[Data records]
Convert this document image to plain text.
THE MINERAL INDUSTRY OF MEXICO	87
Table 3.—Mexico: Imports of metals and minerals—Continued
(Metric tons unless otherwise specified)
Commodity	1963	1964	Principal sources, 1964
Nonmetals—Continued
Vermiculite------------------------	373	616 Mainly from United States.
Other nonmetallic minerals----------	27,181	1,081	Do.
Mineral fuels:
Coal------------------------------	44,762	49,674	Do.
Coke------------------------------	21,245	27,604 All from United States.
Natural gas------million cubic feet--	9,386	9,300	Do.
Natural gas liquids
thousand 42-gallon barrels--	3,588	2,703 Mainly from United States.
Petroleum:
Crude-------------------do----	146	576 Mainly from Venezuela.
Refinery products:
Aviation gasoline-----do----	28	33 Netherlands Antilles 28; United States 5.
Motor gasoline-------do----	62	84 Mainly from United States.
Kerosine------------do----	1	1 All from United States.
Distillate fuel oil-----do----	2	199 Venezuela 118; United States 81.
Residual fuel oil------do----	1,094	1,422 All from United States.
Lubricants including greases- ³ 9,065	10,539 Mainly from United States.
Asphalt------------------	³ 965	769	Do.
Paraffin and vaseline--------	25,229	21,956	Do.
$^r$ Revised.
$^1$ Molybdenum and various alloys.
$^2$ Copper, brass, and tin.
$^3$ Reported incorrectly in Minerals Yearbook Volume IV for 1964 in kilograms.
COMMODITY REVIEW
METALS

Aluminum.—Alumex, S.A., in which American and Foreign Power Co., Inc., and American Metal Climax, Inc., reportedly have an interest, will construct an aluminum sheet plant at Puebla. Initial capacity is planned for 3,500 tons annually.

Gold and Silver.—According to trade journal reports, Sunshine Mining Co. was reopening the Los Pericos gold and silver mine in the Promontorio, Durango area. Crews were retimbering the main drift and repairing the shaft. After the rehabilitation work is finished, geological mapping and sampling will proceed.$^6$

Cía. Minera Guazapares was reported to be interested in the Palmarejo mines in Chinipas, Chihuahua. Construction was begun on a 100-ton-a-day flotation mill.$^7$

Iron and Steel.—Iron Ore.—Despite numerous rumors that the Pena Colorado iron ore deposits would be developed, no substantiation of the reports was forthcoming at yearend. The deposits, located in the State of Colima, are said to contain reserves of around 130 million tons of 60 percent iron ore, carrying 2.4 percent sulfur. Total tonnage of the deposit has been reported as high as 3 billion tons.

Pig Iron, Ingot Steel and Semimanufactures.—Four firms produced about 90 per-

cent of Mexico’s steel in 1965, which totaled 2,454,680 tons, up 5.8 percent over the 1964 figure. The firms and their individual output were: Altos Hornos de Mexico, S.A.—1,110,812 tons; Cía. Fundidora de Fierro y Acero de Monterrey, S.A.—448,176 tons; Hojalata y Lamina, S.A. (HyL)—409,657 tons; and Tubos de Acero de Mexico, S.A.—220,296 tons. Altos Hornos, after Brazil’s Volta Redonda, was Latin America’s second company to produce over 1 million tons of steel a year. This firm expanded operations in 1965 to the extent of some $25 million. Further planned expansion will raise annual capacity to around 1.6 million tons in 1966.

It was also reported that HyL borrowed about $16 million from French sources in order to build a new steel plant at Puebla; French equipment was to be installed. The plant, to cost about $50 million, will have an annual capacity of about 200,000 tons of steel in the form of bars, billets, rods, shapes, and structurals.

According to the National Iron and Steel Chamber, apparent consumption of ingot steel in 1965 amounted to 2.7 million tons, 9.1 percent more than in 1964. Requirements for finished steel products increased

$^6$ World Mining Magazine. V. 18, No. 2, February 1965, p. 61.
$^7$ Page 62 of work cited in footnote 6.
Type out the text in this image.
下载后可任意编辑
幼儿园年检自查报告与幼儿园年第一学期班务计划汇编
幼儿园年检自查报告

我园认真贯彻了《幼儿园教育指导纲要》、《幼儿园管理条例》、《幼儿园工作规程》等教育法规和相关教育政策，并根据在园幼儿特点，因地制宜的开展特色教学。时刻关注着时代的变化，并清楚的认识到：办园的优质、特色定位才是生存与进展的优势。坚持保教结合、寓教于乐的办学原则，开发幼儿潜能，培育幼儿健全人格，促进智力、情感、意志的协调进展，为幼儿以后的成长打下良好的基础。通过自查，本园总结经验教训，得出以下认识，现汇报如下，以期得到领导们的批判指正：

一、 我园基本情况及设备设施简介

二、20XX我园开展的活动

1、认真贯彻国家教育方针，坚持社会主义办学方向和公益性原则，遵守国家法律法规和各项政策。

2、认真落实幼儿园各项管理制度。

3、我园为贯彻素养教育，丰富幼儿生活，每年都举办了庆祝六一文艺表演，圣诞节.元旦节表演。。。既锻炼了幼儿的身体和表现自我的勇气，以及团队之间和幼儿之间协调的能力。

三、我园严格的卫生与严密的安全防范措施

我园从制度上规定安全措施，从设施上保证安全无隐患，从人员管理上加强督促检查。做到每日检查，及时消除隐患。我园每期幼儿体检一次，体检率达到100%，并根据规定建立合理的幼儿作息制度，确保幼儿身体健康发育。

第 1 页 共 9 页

| YOUR TASK |
Identify each line in the records above containing the word "about"; copy those lines.

| ANSWER TO THE PROBLEM |
Pig Iron, Ingot Steel and Semimanufactures.—Four firms produced about 90 per-
It was also reported that HyL borrowed about $16 million from French sources in order to build a new steel plant at Puebla; French equipment was to be installed. The plant, to cost about $50 million, will have an annual capacity of about 200,000 tons of steel in the form of bars, billets, rods, shapes, and structurals.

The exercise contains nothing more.